• SET EXERCISE: Your answer should be a single number: how many lines in the data below hold the string "IDEE".

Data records
※ ※ ※

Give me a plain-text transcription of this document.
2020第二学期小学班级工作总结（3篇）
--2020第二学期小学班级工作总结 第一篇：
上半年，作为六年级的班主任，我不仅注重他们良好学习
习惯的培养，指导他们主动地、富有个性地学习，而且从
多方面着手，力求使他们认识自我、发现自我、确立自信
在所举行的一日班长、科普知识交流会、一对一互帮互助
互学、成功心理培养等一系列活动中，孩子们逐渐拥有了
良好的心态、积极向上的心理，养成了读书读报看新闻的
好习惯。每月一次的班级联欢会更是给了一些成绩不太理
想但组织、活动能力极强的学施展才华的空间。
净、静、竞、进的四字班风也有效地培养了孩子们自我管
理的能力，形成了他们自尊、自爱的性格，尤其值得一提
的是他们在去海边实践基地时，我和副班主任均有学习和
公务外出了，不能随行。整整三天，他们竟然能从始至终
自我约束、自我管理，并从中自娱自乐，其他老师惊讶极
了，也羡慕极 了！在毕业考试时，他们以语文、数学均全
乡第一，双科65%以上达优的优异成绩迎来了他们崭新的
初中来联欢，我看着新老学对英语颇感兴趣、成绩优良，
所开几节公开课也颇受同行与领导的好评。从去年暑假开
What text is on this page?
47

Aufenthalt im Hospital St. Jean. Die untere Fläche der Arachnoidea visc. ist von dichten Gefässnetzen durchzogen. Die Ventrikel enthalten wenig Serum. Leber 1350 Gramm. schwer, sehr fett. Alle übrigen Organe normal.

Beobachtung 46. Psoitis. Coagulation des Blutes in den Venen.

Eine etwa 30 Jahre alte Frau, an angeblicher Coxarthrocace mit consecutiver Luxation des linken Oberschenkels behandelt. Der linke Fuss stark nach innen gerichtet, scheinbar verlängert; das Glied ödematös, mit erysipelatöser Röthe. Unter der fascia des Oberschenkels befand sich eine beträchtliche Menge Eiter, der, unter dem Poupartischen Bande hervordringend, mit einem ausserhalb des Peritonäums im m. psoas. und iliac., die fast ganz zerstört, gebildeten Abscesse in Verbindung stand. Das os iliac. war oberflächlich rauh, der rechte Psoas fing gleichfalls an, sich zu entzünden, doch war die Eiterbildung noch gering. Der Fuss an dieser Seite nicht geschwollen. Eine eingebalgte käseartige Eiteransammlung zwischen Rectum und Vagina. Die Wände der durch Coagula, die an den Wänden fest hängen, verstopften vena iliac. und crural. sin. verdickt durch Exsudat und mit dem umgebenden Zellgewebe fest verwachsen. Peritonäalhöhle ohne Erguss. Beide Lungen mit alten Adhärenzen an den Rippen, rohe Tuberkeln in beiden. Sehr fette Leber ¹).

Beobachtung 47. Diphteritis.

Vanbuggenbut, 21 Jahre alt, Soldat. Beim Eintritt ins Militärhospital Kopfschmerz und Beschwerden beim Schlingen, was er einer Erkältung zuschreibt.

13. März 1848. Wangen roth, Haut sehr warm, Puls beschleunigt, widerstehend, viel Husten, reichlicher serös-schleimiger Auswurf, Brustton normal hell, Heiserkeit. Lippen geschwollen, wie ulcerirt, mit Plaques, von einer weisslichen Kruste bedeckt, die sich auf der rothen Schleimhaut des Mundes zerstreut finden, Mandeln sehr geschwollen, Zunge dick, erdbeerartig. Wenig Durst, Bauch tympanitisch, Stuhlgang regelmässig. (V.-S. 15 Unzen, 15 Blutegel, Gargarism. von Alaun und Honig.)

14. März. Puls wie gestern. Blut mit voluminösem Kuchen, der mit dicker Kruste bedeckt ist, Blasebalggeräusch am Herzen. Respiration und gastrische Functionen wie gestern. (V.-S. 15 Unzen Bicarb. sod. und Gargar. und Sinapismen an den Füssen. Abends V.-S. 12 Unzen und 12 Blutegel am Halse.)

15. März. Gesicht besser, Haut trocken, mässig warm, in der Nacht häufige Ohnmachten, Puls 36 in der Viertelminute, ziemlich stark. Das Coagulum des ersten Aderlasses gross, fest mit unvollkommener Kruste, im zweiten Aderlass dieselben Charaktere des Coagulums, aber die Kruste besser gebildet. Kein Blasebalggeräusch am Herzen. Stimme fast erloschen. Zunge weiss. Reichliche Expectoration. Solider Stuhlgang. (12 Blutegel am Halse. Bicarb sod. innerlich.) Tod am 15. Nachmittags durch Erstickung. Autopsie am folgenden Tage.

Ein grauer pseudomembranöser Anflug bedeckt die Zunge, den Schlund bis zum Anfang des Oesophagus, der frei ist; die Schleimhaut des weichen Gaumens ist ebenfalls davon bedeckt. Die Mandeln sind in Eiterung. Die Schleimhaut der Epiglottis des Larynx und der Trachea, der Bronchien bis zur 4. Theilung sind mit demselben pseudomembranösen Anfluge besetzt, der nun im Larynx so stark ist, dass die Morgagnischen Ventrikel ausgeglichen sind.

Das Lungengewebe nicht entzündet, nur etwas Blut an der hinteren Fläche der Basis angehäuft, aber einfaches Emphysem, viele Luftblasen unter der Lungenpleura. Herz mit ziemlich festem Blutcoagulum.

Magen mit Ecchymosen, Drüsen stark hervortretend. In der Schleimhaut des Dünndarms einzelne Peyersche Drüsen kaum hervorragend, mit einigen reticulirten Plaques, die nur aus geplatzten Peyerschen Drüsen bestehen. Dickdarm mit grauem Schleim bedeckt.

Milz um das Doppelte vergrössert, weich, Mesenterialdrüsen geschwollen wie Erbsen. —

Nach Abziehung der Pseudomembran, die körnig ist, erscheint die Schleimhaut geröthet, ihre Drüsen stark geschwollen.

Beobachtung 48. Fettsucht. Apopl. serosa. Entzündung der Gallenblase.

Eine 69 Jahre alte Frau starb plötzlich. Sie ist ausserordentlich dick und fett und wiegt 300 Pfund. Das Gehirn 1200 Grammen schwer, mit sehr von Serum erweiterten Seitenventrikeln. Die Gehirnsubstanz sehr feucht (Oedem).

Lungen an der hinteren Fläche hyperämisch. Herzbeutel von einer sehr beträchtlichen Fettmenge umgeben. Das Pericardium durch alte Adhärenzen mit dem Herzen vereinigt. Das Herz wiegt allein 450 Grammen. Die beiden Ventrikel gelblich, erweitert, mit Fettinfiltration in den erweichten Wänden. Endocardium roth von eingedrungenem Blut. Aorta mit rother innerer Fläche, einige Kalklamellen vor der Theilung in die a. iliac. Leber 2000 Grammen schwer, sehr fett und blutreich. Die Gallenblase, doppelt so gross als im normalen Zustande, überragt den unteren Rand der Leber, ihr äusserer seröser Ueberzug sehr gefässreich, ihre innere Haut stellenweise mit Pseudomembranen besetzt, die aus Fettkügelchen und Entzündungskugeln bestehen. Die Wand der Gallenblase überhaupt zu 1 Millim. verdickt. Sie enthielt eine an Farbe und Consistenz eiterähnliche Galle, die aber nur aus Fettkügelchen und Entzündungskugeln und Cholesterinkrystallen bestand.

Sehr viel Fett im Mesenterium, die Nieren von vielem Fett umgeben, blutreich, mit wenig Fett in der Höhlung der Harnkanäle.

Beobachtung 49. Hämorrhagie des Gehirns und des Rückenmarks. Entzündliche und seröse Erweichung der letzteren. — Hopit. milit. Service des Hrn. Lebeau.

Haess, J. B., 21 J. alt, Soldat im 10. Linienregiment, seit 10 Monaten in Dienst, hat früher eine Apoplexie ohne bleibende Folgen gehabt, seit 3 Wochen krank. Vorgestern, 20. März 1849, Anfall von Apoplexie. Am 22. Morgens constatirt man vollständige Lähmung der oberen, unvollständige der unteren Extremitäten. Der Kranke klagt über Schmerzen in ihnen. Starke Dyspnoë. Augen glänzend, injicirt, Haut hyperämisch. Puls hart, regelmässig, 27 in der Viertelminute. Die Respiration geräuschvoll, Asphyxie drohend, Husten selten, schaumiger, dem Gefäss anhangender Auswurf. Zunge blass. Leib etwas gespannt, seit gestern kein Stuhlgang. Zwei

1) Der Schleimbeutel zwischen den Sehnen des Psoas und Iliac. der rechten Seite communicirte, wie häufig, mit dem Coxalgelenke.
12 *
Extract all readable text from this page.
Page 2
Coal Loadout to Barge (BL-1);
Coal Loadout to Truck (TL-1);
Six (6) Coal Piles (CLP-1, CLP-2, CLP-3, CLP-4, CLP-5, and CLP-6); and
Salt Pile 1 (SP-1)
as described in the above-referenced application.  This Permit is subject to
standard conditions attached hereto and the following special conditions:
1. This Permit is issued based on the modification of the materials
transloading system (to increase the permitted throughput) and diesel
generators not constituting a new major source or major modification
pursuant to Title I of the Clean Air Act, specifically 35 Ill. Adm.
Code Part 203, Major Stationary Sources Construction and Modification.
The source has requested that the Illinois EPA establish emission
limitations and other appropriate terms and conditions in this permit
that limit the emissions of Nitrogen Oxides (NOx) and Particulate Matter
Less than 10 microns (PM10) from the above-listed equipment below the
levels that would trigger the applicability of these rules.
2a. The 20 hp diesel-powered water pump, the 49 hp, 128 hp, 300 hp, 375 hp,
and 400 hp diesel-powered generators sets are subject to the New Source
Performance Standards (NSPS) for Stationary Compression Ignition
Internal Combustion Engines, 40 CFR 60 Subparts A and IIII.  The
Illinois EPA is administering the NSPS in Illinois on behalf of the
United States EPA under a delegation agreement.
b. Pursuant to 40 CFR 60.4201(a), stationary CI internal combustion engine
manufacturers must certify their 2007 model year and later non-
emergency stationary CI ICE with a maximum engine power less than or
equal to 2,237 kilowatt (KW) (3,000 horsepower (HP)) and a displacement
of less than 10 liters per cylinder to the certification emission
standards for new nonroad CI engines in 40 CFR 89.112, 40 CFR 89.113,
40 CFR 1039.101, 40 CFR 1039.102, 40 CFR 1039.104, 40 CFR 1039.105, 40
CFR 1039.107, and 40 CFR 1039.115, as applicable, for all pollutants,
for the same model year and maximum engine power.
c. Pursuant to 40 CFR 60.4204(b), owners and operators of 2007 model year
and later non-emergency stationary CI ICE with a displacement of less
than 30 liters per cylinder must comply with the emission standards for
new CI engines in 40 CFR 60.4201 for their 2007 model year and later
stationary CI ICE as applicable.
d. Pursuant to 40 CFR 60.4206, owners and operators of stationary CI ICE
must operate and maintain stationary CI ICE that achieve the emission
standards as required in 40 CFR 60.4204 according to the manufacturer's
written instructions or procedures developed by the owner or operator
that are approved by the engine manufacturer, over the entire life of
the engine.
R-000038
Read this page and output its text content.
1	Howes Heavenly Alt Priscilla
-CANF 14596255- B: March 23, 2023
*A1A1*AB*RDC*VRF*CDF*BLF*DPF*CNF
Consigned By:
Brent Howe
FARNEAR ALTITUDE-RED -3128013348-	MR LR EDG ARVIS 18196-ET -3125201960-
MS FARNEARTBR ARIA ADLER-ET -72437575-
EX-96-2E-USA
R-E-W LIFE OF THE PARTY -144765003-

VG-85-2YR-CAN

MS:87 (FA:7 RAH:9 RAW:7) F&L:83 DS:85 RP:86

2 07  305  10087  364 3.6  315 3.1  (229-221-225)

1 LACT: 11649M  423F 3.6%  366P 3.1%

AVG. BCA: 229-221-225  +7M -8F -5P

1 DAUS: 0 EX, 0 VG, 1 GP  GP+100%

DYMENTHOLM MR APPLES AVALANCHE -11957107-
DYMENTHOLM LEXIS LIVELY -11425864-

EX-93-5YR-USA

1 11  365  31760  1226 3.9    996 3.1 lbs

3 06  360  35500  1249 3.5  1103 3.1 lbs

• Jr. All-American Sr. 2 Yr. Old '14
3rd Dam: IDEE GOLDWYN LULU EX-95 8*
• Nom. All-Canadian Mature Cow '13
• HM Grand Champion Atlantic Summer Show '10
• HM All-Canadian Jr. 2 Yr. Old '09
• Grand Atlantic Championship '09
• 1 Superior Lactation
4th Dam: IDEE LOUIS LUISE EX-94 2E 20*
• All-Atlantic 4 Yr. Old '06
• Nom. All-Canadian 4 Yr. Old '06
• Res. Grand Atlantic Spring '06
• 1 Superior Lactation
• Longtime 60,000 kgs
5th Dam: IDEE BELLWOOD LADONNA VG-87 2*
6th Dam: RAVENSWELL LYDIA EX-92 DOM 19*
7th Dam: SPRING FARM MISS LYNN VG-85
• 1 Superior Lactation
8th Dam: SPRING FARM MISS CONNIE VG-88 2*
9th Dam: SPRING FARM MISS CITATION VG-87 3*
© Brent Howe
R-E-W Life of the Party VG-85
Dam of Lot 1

※ ※ ※

• ANSWER FOR THE TASK: 3